Exercise instructions -
Copy only the lines of the records that begin at the line containing "cell-score: 12,93 [563, 597, 611, 618]" and end with the line containing "cell-score: 11,50 [515, 367, 563, 388]". Replace "cell-rank" with "cell-place" everywhere in them and keep everything else the same.
_____
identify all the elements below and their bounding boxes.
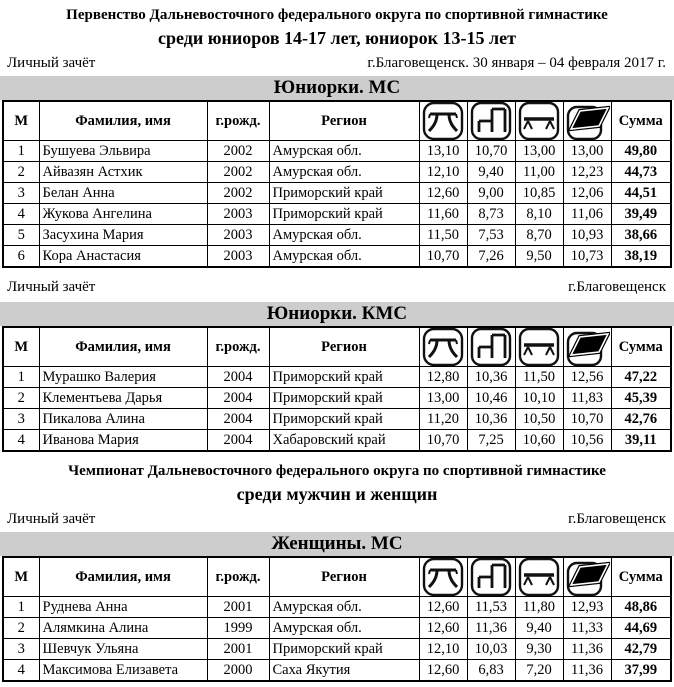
cell-score: 12,93 [563, 597, 611, 618]
cell-score: 10,36 [467, 409, 515, 430]
cell-sum: 44,51 [611, 183, 671, 204]
cell-score: 10,70 [419, 430, 467, 452]
cell-name: Жукова Ангелина [39, 204, 207, 225]
cell-rank: 2 [3, 162, 39, 183]
col-header-floor [563, 557, 611, 597]
cell-name: Пикалова Алина [39, 409, 207, 430]
col-header-floor [563, 101, 611, 141]
cell-score: 11,00 [515, 162, 563, 183]
cell-score: 10,03 [467, 639, 515, 660]
cell-score: 10,85 [515, 183, 563, 204]
cell-rank: 1 [3, 141, 39, 162]
floor-exercise-icon [564, 101, 610, 141]
cell-score: 9,40 [515, 618, 563, 639]
personal-standings-label: Личный зачёт [7, 55, 96, 71]
header-row [3, 557, 671, 597]
cell-rank: 4 [3, 660, 39, 682]
col-header-balance-beam [515, 557, 563, 597]
cell-score: 11,50 [515, 367, 563, 388]
col-header-balance-beam [515, 101, 563, 141]
section-banner-juniors-kms: Юниорки. КМС [0, 302, 674, 326]
cell-rank: 3 [3, 639, 39, 660]
cell-rank: 2 [3, 618, 39, 639]
venue-label: г.Благовещенск [568, 511, 666, 527]
col-header-vault [419, 557, 467, 597]
cell-rank: 3 [3, 409, 39, 430]
col-header-floor [563, 327, 611, 367]
cell-name: Максимова Елизавета [39, 660, 207, 682]
cell-year: 2002 [207, 183, 269, 204]
cell-score: 11,36 [563, 639, 611, 660]
results-table-juniors-ms [2, 100, 672, 268]
cell-year: 2004 [207, 430, 269, 452]
cell-score: 10,93 [563, 225, 611, 246]
cell-score: 11,36 [467, 618, 515, 639]
cell-score: 12,60 [419, 597, 467, 618]
cell-score: 10,46 [467, 388, 515, 409]
meta-row-1 [0, 51, 674, 76]
cell-score: 10,70 [563, 409, 611, 430]
cell-score: 13,00 [515, 141, 563, 162]
cell-score: 12,10 [419, 639, 467, 660]
balance-beam-icon [516, 327, 562, 367]
header-row [3, 327, 671, 367]
cell-sum: 42,79 [611, 639, 671, 660]
cell-year: 2002 [207, 141, 269, 162]
cell-sum: 48,86 [611, 597, 671, 618]
event1-subtitle: среди юниоров 14-17 лет, юниорок 13-15 лет [158, 28, 516, 48]
section-banner-juniors-ms: Юниорки. МС [0, 76, 674, 100]
col-header-year: г.рожд. [207, 101, 269, 141]
col-header-uneven-bars [467, 557, 515, 597]
cell-sum: 38,19 [611, 246, 671, 268]
col-header-region: Регион [269, 557, 419, 597]
cell-sum: 42,76 [611, 409, 671, 430]
cell-score: 11,53 [467, 597, 515, 618]
cell-year: 2000 [207, 660, 269, 682]
cell-region: Приморский край [269, 204, 419, 225]
results-table-women-ms [2, 556, 672, 682]
cell-score: 11,20 [419, 409, 467, 430]
venue-date-label: г.Благовещенск. 30 января – 04 февраля 2017 г. [367, 55, 666, 71]
col-header-year: г.рожд. [207, 557, 269, 597]
cell-score: 9,00 [467, 183, 515, 204]
cell-sum: 44,73 [611, 162, 671, 183]
table-row [3, 204, 671, 225]
cell-sum: 39,49 [611, 204, 671, 225]
col-header-name: Фамилия, имя [39, 557, 207, 597]
cell-score: 10,50 [515, 409, 563, 430]
vault-icon [420, 557, 466, 597]
cell-score: 11,83 [563, 388, 611, 409]
cell-name: Шевчук Ульяна [39, 639, 207, 660]
cell-score: 7,20 [515, 660, 563, 682]
cell-name: Белан Анна [39, 183, 207, 204]
col-header-region: Регион [269, 327, 419, 367]
table-row [3, 660, 671, 682]
cell-rank: 4 [3, 430, 39, 452]
table-row [3, 388, 671, 409]
cell-rank: 1 [3, 597, 39, 618]
cell-year: 2001 [207, 597, 269, 618]
cell-rank: 1 [3, 367, 39, 388]
cell-sum: 45,39 [611, 388, 671, 409]
cell-score: 9,40 [467, 162, 515, 183]
col-header-uneven-bars [467, 327, 515, 367]
cell-rank: 2 [3, 388, 39, 409]
cell-score: 7,53 [467, 225, 515, 246]
table-row [3, 430, 671, 452]
event2-subtitle: среди мужчин и женщин [236, 484, 438, 504]
venue-label: г.Благовещенск [568, 279, 666, 295]
col-header-rank: М [3, 557, 39, 597]
event2-title: Чемпионат Дальневосточного федерального округа по спортивной гимнастике [68, 463, 606, 479]
cell-score: 11,60 [419, 204, 467, 225]
cell-name: Айвазян Астхик [39, 162, 207, 183]
cell-score: 11,33 [563, 618, 611, 639]
cell-score: 10,60 [515, 430, 563, 452]
col-header-year: г.рожд. [207, 327, 269, 367]
col-header-vault [419, 327, 467, 367]
table-row [3, 141, 671, 162]
cell-rank: 3 [3, 183, 39, 204]
cell-score: 7,26 [467, 246, 515, 268]
cell-name: Мурашко Валерия [39, 367, 207, 388]
table-row [3, 618, 671, 639]
cell-score: 12,56 [563, 367, 611, 388]
cell-name: Бушуева Эльвира [39, 141, 207, 162]
cell-region: Приморский край [269, 409, 419, 430]
cell-name: Кора Анастасия [39, 246, 207, 268]
cell-sum: 49,80 [611, 141, 671, 162]
table-row [3, 367, 671, 388]
cell-score: 13,10 [419, 141, 467, 162]
cell-region: Амурская обл. [269, 597, 419, 618]
cell-year: 2004 [207, 388, 269, 409]
cell-year: 2003 [207, 204, 269, 225]
cell-year: 2004 [207, 409, 269, 430]
section-banner-women-ms: Женщины. МС [0, 532, 674, 556]
uneven-bars-icon [468, 327, 514, 367]
cell-year: 2001 [207, 639, 269, 660]
cell-score: 13,00 [563, 141, 611, 162]
cell-score: 10,56 [563, 430, 611, 452]
personal-standings-label: Личный зачёт [7, 511, 96, 527]
cell-score: 12,60 [419, 618, 467, 639]
cell-score: 9,50 [515, 246, 563, 268]
cell-year: 2003 [207, 246, 269, 268]
cell-sum: 37,99 [611, 660, 671, 682]
table-row [3, 639, 671, 660]
vault-icon [420, 327, 466, 367]
cell-score: 10,73 [563, 246, 611, 268]
col-header-balance-beam [515, 327, 563, 367]
col-header-rank: М [3, 327, 39, 367]
cell-score: 10,36 [467, 367, 515, 388]
col-header-vault [419, 101, 467, 141]
cell-score: 11,06 [563, 204, 611, 225]
cell-region: Приморский край [269, 183, 419, 204]
vault-icon [420, 101, 466, 141]
cell-score: 10,10 [515, 388, 563, 409]
cell-score: 8,73 [467, 204, 515, 225]
cell-region: Амурская обл. [269, 618, 419, 639]
floor-exercise-icon [564, 327, 610, 367]
cell-score: 11,50 [419, 225, 467, 246]
cell-region: Амурская обл. [269, 225, 419, 246]
cell-score: 12,60 [419, 660, 467, 682]
cell-score: 12,10 [419, 162, 467, 183]
cell-rank: 4 [3, 204, 39, 225]
cell-region: Хабаровский край [269, 430, 419, 452]
cell-region: Амурская обл. [269, 162, 419, 183]
col-header-name: Фамилия, имя [39, 101, 207, 141]
balance-beam-icon [516, 557, 562, 597]
cell-year: 2003 [207, 225, 269, 246]
cell-score: 12,23 [563, 162, 611, 183]
table-row [3, 225, 671, 246]
cell-name: Руднева Анна [39, 597, 207, 618]
cell-region: Приморский край [269, 639, 419, 660]
cell-region: Приморский край [269, 367, 419, 388]
meta-row-2 [0, 268, 674, 302]
cell-region: Амурская обл. [269, 141, 419, 162]
cell-sum: 47,22 [611, 367, 671, 388]
cell-score: 8,10 [515, 204, 563, 225]
table-row [3, 409, 671, 430]
col-header-name: Фамилия, имя [39, 327, 207, 367]
cell-score: 12,06 [563, 183, 611, 204]
table-row [3, 162, 671, 183]
cell-year: 2004 [207, 367, 269, 388]
col-header-region: Регион [269, 101, 419, 141]
cell-rank: 6 [3, 246, 39, 268]
meta-row-3 [0, 507, 674, 532]
event1-title: Первенство Дальневосточного федерального округа по спортивной гимнастике [66, 7, 608, 23]
cell-year: 2002 [207, 162, 269, 183]
results-table-juniors-kms [2, 326, 672, 452]
cell-region: Приморский край [269, 388, 419, 409]
cell-sum: 44,69 [611, 618, 671, 639]
cell-region: Амурская обл. [269, 246, 419, 268]
floor-exercise-icon [564, 557, 610, 597]
cell-score: 10,70 [467, 141, 515, 162]
col-header-sum: Сумма [611, 101, 671, 141]
cell-score: 12,80 [419, 367, 467, 388]
cell-sum: 38,66 [611, 225, 671, 246]
cell-name: Засухина Мария [39, 225, 207, 246]
cell-region: Саха Якутия [269, 660, 419, 682]
cell-name: Алямкина Алина [39, 618, 207, 639]
personal-standings-label: Личный зачёт [7, 279, 96, 295]
table-row [3, 597, 671, 618]
header-row [3, 101, 671, 141]
cell-name: Клементьева Дарья [39, 388, 207, 409]
table-row [3, 183, 671, 204]
balance-beam-icon [516, 101, 562, 141]
cell-score: 7,25 [467, 430, 515, 452]
col-header-rank: М [3, 101, 39, 141]
cell-score: 6,83 [467, 660, 515, 682]
cell-name: Иванова Мария [39, 430, 207, 452]
cell-score: 11,80 [515, 597, 563, 618]
uneven-bars-icon [468, 557, 514, 597]
cell-sum: 39,11 [611, 430, 671, 452]
cell-score: 13,00 [419, 388, 467, 409]
cell-rank: 5 [3, 225, 39, 246]
cell-year: 1999 [207, 618, 269, 639]
cell-score: 10,70 [419, 246, 467, 268]
cell-score: 9,30 [515, 639, 563, 660]
col-header-sum: Сумма [611, 327, 671, 367]
cell-score: 8,70 [515, 225, 563, 246]
uneven-bars-icon [468, 101, 514, 141]
cell-score: 12,60 [419, 183, 467, 204]
cell-score: 11,36 [563, 660, 611, 682]
col-header-uneven-bars [467, 101, 515, 141]
col-header-sum: Сумма [611, 557, 671, 597]
table-row [3, 246, 671, 268]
_____
Expected answer -
cell-score: 12,93 [563, 597, 611, 618]
cell-score: 10,36 [467, 409, 515, 430]
cell-sum: 44,51 [611, 183, 671, 204]
cell-score: 10,70 [419, 430, 467, 452]
cell-name: Жукова Ангелина [39, 204, 207, 225]
cell-place: 2 [3, 162, 39, 183]
col-header-floor [563, 557, 611, 597]
cell-name: Пикалова Алина [39, 409, 207, 430]
col-header-floor [563, 101, 611, 141]
cell-score: 11,00 [515, 162, 563, 183]
cell-score: 10,03 [467, 639, 515, 660]
cell-score: 10,85 [515, 183, 563, 204]
cell-place: 1 [3, 141, 39, 162]
floor-exercise-icon [564, 101, 610, 141]
cell-score: 9,40 [515, 618, 563, 639]
personal-standings-label: Личный зачёт [7, 55, 96, 71]
header-row [3, 557, 671, 597]
cell-place: 4 [3, 660, 39, 682]
col-header-balance-beam [515, 557, 563, 597]
cell-score: 11,50 [515, 367, 563, 388]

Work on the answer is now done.